-- START Text provided --
Importing and Exporting Data

Pandas Basics

2 min read

Published Sep 29 2025, updated Sep 30 2025


20
0
0
0

PandasPython

Data can be imported in to DataFrame objects from various external sources, such as CSV files, JSON files and scraped from HTML page table records. There are also functions for exporting data to some file types. There are also various other import/export options, such as Excel, XML etc. that aren't included in this guide.




CSV Files

Pandas has pd.read_csv() function to handle importing data from a CSV file. The function has may optional parameters, making it quite flexible:

  • Read files using a local path, or a remote url.
  • For large files, you can use chunksize to read in chunks.
-- END Text provided --
- Brief 1
Revise the Pandas guide between "Pandas has pd.read_csv()" and "a remote url.", inclusive, replacing "flexible" with "versatile".
- Brief 2
Decide whether each statement agrees with the Pandas guide. Answer yes or no, and quote the words that decide it.
(a) The guide explains how to import data from Excel files.
(b) pd.read_csv() can read a file from a remote url.
(c) The chunksize parameter lets a large file be read in chunks.
-- START Entries --
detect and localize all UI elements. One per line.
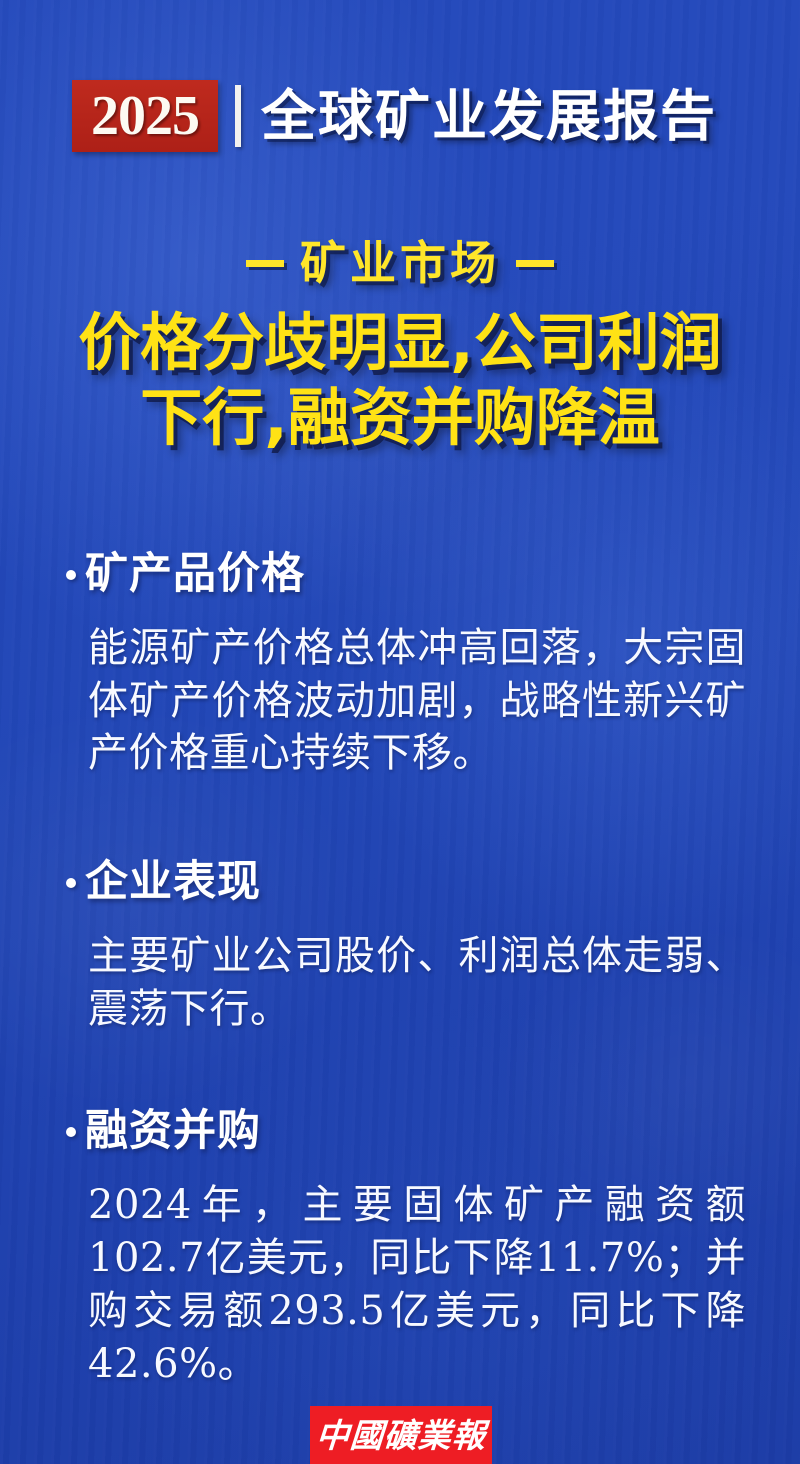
headline: 价格分歧明显,公司利润 下行,融资并购降温 (0, 305, 800, 456)
section-heading-label: 企业表现 (85, 856, 261, 910)
dash-left-icon (246, 260, 284, 267)
report-title: 全球矿业发展报告 (261, 89, 717, 144)
year-label: 2025 (91, 88, 199, 144)
bullet-dot-icon (66, 570, 76, 580)
section-financing-ma: 融资并购 2024年，主要固体矿产融资额102.7亿美元，同比下降11.7%；并… (0, 1105, 800, 1390)
header-divider (235, 85, 241, 147)
dash-right-icon (516, 260, 554, 267)
publisher-logo: 中國礦業報 (310, 1406, 492, 1464)
section-heading-label: 融资并购 (85, 1105, 261, 1159)
section-heading: 矿产品价格 (0, 548, 800, 602)
kicker-row: 矿业市场 (246, 238, 554, 289)
sections-list: 矿产品价格 能源矿产价格总体冲高回落，大宗固体矿产价格波动加剧，战略性新兴矿产价… (0, 548, 800, 1400)
section-body: 能源矿产价格总体冲高回落，大宗固体矿产价格波动加剧，战略性新兴矿产价格重心持续下… (88, 622, 746, 780)
section-mineral-prices: 矿产品价格 能源矿产价格总体冲高回落，大宗固体矿产价格波动加剧，战略性新兴矿产价… (0, 548, 800, 780)
section-heading: 企业表现 (0, 856, 800, 910)
bullet-dot-icon (66, 1127, 76, 1137)
section-body: 2024年，主要固体矿产融资额102.7亿美元，同比下降11.7%；并购交易额2… (88, 1179, 746, 1390)
section-heading: 融资并购 (0, 1105, 800, 1159)
poster-canvas: 2025 全球矿业发展报告 矿业市场 价格分歧明显,公司利润 下行,融资并购降温… (0, 0, 800, 1464)
year-badge: 2025 (72, 80, 218, 152)
headline-line-1: 价格分歧明显,公司利润 (0, 305, 800, 381)
section-heading-label: 矿产品价格 (85, 548, 305, 602)
publisher-logo-text: 中國礦業報 (315, 1419, 487, 1452)
section-company-performance: 企业表现 主要矿业公司股价、利润总体走弱、震荡下行。 (0, 856, 800, 1035)
section-body: 主要矿业公司股价、利润总体走弱、震荡下行。 (88, 930, 746, 1036)
title-block: 矿业市场 价格分歧明显,公司利润 下行,融资并购降温 (0, 238, 800, 456)
bullet-dot-icon (66, 878, 76, 888)
kicker-label: 矿业市场 (300, 238, 500, 289)
headline-line-2: 下行,融资并购降温 (0, 380, 800, 456)
poster-header: 2025 全球矿业发展报告 (72, 78, 717, 154)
-- END Entries --
- Full output 1
Pandas has pd.read_csv() function to handle importing data from a CSV file. The function has may optional parameters, making it quite versatile:

  • Read files using a local path, or a remote url.

- Full output 2
(a) No: "There are also various other import/export options, such as Excel, XML etc. that aren't included in this guide."
(b) Yes: "Read files using a local path, or a remote url."
(c) Yes: "For large files, you can use chunksize to read in chunks."